*Task to carry out:* Show every line containing "this" by copying it.

_ _ _ _

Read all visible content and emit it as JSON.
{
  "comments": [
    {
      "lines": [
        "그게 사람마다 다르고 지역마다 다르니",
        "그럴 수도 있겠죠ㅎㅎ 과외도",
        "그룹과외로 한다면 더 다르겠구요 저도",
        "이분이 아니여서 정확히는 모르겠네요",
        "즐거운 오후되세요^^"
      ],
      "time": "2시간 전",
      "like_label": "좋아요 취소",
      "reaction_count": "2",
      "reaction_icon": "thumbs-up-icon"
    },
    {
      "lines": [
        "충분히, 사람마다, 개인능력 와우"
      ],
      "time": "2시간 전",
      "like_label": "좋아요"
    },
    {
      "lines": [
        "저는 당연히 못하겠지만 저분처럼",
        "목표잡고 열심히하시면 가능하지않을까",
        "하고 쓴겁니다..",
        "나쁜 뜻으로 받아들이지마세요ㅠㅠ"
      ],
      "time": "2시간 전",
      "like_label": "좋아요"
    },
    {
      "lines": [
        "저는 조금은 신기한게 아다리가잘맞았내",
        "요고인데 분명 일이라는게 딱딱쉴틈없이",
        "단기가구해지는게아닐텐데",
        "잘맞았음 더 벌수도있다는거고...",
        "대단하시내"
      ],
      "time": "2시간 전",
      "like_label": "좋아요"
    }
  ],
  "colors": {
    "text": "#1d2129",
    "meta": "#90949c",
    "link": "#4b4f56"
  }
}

_ _ _ _

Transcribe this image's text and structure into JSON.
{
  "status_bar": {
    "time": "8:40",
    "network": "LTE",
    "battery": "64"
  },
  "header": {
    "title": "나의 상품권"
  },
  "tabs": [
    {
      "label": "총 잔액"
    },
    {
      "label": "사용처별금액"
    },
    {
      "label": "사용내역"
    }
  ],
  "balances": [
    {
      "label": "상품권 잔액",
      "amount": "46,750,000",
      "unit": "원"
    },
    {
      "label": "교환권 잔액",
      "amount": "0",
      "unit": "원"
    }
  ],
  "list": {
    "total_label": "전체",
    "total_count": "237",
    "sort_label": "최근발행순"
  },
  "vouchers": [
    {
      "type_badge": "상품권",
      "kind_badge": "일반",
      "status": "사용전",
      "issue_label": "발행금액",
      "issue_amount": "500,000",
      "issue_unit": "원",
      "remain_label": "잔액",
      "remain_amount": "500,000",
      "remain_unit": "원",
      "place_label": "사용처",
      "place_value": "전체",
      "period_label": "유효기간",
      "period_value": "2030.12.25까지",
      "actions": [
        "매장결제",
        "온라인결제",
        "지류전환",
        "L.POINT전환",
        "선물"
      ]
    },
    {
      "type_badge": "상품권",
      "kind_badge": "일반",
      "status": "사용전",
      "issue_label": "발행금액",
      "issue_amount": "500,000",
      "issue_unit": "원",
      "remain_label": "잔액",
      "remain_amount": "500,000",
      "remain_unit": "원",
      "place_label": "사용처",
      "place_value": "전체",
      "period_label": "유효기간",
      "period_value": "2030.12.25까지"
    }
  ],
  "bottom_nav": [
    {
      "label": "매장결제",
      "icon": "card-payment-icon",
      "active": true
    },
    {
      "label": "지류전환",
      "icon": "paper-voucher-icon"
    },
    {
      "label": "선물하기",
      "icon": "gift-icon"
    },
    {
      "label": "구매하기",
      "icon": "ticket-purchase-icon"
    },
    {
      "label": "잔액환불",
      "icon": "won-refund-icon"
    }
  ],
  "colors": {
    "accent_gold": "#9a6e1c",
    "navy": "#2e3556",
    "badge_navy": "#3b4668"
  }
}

_ _ _ _

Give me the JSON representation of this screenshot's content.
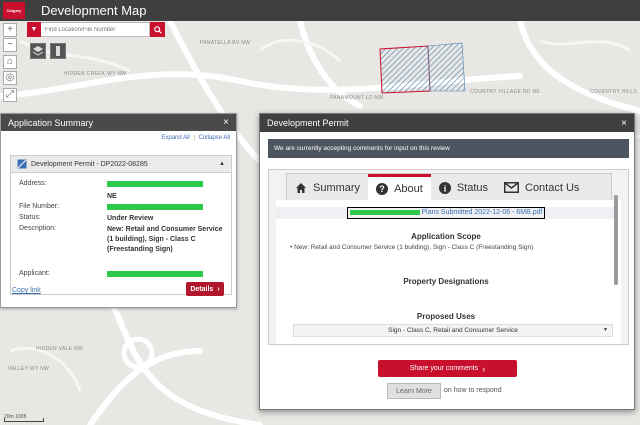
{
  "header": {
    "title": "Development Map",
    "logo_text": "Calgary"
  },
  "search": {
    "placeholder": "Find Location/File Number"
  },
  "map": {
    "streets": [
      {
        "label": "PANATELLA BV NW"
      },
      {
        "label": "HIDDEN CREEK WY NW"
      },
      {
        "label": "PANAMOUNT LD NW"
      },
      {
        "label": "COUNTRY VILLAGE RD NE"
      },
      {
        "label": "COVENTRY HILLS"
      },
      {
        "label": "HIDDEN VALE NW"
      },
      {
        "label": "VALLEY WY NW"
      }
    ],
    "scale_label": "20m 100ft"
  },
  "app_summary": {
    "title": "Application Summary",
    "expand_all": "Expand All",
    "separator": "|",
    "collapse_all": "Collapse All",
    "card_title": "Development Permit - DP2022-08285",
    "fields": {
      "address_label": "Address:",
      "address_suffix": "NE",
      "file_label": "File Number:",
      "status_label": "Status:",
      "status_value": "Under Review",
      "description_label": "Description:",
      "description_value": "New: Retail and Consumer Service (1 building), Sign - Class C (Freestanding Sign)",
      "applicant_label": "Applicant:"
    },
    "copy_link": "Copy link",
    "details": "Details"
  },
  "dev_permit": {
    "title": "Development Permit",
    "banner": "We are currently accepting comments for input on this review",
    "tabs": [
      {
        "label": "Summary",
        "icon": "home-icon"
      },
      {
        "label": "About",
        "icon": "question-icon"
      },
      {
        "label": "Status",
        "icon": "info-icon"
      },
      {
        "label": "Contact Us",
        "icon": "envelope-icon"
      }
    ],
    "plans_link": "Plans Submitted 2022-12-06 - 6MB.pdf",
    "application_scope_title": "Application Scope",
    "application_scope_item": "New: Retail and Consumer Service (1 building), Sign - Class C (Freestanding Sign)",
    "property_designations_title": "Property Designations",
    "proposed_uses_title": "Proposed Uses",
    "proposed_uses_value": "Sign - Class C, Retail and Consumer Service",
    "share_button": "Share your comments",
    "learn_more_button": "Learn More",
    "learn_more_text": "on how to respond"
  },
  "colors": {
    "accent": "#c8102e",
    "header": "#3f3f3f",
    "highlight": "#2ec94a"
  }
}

_ _ _ _

*Final result:*
Transcribe this image's text and structure into JSON.
Give me the JSON representation of this screenshot's content.
    "banner": "We are currently accepting comments for input on this review",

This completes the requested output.